SET EXERCISE: Wherever the string "name" appears in a line, extract that line.

Dataset listings of figures:
....

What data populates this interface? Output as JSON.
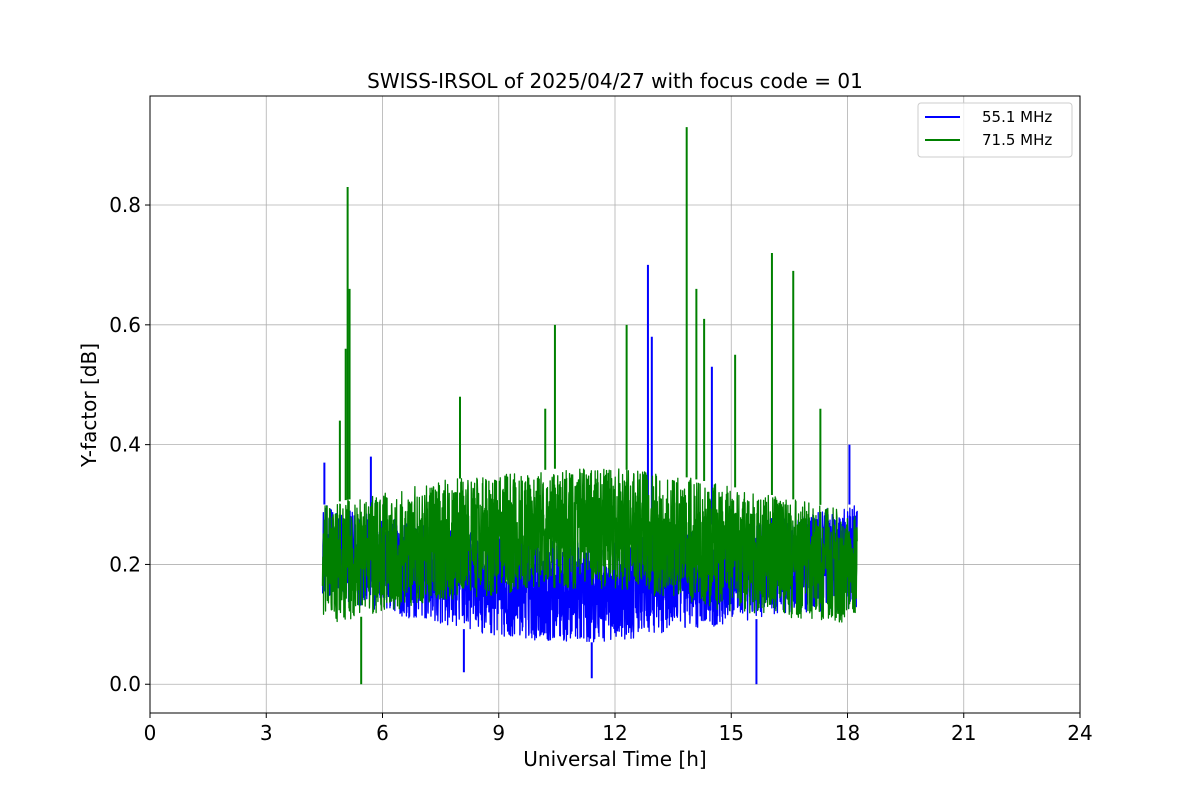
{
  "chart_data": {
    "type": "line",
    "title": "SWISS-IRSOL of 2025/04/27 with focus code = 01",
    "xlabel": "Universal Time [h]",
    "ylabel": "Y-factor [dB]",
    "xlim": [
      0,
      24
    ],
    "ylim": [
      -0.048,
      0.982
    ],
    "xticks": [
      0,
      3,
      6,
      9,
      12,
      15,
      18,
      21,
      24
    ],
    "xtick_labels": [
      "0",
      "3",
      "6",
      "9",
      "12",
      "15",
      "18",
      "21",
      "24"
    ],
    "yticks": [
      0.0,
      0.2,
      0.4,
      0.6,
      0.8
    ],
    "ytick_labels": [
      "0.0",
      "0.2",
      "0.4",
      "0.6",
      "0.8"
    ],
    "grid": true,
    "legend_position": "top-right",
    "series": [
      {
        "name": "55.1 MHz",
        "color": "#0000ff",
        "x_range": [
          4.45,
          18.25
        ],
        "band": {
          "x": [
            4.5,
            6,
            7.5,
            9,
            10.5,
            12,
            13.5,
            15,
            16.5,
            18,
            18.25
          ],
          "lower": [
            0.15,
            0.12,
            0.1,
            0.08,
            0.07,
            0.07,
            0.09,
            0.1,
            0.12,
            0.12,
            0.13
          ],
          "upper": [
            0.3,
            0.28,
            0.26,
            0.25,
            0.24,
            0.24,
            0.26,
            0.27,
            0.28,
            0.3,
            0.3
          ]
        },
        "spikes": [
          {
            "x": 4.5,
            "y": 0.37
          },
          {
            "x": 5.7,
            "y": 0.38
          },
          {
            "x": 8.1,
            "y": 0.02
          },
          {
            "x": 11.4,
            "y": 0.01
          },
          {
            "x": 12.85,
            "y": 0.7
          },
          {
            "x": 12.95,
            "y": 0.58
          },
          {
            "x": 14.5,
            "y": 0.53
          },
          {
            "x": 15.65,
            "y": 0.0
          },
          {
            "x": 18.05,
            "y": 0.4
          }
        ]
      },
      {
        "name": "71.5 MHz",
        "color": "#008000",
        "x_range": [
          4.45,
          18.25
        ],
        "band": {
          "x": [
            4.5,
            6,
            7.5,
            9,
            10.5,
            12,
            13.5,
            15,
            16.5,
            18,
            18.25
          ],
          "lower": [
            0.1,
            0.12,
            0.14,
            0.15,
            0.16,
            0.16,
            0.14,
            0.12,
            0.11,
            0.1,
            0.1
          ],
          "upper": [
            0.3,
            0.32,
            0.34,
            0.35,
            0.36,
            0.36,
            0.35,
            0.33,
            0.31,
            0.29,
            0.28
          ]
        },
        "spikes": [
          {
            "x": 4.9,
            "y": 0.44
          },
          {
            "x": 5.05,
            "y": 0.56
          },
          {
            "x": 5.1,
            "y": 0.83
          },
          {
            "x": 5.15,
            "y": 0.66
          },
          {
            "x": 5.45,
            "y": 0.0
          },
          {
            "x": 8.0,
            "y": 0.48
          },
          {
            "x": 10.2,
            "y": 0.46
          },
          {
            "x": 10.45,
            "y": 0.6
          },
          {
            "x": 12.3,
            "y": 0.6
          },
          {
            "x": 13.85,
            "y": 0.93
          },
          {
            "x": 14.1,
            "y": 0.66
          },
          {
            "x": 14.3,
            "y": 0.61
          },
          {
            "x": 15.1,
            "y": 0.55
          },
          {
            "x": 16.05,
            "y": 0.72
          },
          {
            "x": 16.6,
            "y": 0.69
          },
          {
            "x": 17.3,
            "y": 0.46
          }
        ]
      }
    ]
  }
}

....

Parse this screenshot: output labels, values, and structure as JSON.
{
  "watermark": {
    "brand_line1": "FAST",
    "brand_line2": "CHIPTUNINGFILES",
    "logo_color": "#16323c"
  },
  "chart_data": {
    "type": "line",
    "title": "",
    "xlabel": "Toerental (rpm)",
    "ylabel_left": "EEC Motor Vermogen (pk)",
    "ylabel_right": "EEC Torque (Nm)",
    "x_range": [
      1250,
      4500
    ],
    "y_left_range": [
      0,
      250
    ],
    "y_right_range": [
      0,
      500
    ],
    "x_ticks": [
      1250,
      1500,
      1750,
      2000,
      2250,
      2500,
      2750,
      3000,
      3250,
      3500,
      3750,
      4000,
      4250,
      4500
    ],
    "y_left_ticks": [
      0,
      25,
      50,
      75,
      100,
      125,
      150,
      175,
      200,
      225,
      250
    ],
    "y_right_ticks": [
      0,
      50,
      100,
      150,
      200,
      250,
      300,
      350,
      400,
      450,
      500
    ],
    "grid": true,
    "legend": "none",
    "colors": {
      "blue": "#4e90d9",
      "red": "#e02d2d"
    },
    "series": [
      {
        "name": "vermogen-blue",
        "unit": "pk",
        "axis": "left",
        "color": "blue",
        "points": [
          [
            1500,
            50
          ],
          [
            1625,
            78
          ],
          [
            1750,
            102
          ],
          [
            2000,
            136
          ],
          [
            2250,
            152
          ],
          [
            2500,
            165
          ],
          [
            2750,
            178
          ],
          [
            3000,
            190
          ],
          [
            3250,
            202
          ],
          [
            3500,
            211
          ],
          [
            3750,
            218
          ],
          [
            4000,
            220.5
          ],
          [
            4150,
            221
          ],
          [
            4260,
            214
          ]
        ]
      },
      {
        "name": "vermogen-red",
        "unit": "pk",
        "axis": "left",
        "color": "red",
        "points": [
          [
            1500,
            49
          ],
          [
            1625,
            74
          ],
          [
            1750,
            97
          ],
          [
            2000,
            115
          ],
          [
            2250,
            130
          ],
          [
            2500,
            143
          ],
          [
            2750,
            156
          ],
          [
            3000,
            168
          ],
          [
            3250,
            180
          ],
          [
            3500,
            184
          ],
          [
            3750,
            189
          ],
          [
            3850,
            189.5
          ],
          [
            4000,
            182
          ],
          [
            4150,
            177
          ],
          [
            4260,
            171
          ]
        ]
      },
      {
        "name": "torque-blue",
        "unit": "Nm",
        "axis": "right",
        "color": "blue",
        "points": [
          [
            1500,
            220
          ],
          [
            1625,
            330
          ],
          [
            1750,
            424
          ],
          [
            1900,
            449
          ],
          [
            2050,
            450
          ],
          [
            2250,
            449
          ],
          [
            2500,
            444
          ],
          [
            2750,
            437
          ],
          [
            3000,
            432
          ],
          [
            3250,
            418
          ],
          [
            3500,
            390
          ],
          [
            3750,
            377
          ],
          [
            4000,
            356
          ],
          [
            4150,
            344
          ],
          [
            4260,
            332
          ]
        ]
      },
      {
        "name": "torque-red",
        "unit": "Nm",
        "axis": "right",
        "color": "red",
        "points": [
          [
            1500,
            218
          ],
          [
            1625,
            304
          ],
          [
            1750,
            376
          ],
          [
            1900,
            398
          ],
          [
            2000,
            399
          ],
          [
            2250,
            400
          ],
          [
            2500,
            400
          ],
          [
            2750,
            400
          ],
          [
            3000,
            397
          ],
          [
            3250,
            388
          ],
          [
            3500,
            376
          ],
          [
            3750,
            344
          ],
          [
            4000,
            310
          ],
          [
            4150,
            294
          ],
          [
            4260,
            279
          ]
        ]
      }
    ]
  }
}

....

TASK OUTPUT:
        "name": "55.1 MHz",
        "name": "71.5 MHz",
        "name": "vermogen-blue",
        "name": "vermogen-red",
        "name": "torque-blue",
        "name": "torque-red",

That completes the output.